>> Begin Excerpted records

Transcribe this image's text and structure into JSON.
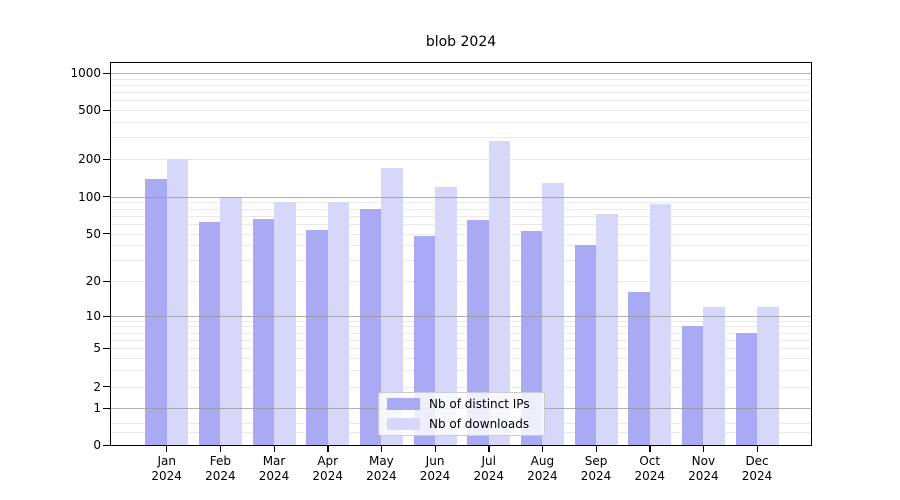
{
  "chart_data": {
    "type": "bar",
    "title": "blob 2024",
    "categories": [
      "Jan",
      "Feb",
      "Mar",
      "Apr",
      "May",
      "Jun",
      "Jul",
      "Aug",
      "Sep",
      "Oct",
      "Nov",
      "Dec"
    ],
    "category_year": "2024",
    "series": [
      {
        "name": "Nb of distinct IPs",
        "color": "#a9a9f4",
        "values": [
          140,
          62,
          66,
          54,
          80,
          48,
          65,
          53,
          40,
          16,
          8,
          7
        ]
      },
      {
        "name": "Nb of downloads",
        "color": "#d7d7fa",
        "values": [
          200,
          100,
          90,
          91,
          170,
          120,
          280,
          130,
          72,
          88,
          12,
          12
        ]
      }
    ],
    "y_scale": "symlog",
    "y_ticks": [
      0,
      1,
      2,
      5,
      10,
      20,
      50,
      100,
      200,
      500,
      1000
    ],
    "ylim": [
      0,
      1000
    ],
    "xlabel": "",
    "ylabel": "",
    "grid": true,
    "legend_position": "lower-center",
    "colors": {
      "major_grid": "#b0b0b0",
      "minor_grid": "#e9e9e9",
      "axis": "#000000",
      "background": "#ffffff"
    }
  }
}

>> End Excerpted records

**Written instruction:** Among the entries above, how many lines hold the string "name"? Give the number by itself.

**Result for this task:** 2